---- Extracted records

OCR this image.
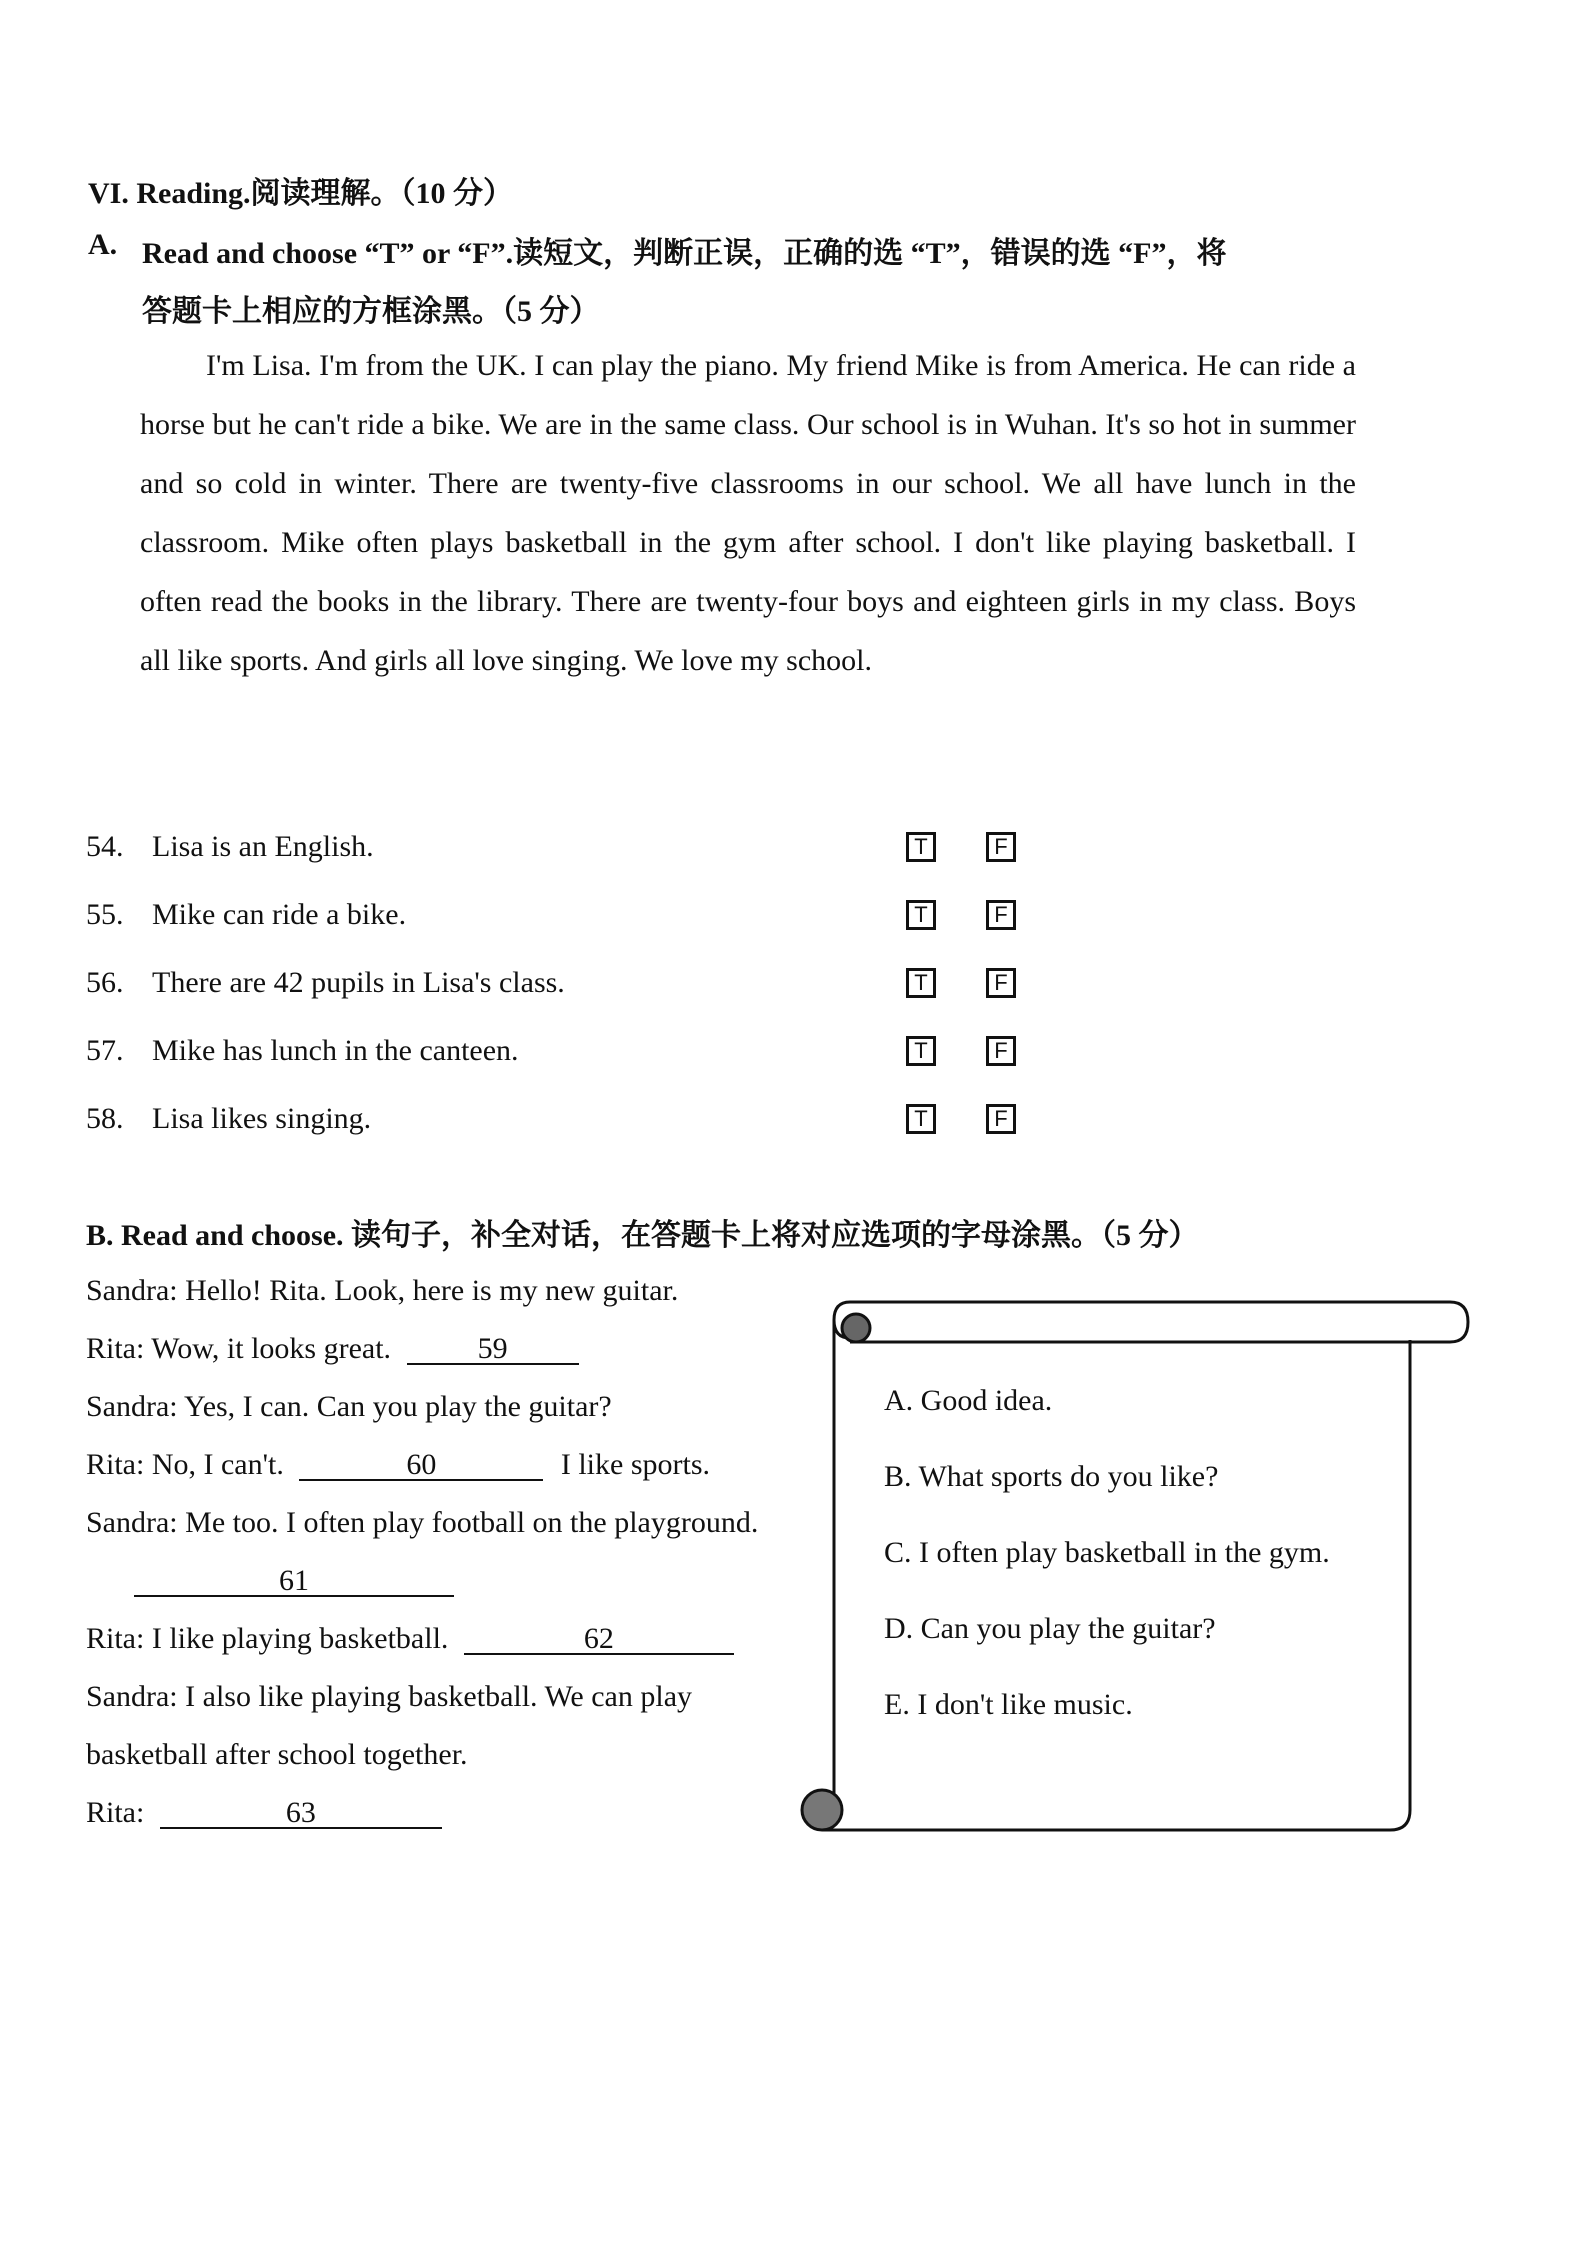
VI. Reading.阅读理解。（10 分）
A. Read and choose “T” or “F”.读短文，判断正误，正确的选 “T”，错误的选 “F”，将
答题卡上相应的方框涂黑。（5 分）
I'm Lisa. I'm from the UK. I can play the piano. My friend Mike is from America. He can ride a horse but he can't ride a bike. We are in the same class. Our school is in Wuhan. It's so hot in summer and so cold in winter. There are twenty-five classrooms in our school. We all have lunch in the classroom. Mike often plays basketball in the gym after school. I don't like playing basketball. I often read the books in the library. There are twenty-four boys and eighteen girls in my class. Boys all like sports. And girls all love singing. We love my school.
54. Lisa is an English.	T	F
55. Mike can ride a bike.	T	F
56. There are 42 pupils in Lisa's class.	T	F
57. Mike has lunch in the canteen.	T	F
58. Lisa likes singing.	T	F
B. Read and choose. 读句子，补全对话，在答题卡上将对应选项的字母涂黑。（5 分）
Sandra: Hello! Rita. Look, here is my new guitar.
Rita: Wow, it looks great.	59
Sandra: Yes, I can. Can you play the guitar?
Rita: No, I can't.	60	I like sports.
Sandra: Me too. I often play football on the playground.
61
Rita: I like playing basketball.	62
Sandra: I also like playing basketball. We can play
basketball after school together.
Rita:	63
A. Good idea.
B. What sports do you like?
C. I often play basketball in the gym.
D. Can you play the guitar?
E. I don't like music.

--------

** Exercise brief **
Copy every record above exactly, leaving out any pictures.

** Written reply **
OCR this image.
VI. Reading.阅读理解。（10 分）
A. Read and choose “T” or “F”.读短文，判断正误，正确的选 “T”，错误的选 “F”，将
答题卡上相应的方框涂黑。（5 分）
I'm Lisa. I'm from the UK. I can play the piano. My friend Mike is from America. He can ride a horse but he can't ride a bike. We are in the same class. Our school is in Wuhan. It's so hot in summer and so cold in winter. There are twenty-five classrooms in our school. We all have lunch in the classroom. Mike often plays basketball in the gym after school. I don't like playing basketball. I often read the books in the library. There are twenty-four boys and eighteen girls in my class. Boys all like sports. And girls all love singing. We love my school.
54. Lisa is an English.	T	F
55. Mike can ride a bike.	T	F
56. There are 42 pupils in Lisa's class.	T	F
57. Mike has lunch in the canteen.	T	F
58. Lisa likes singing.	T	F
B. Read and choose. 读句子，补全对话，在答题卡上将对应选项的字母涂黑。（5 分）
Sandra: Hello! Rita. Look, here is my new guitar.
Rita: Wow, it looks great.	59
Sandra: Yes, I can. Can you play the guitar?
Rita: No, I can't.	60	I like sports.
Sandra: Me too. I often play football on the playground.
61
Rita: I like playing basketball.	62
Sandra: I also like playing basketball. We can play
basketball after school together.
Rita:	63
A. Good idea.
B. What sports do you like?
C. I often play basketball in the gym.
D. Can you play the guitar?
E. I don't like music.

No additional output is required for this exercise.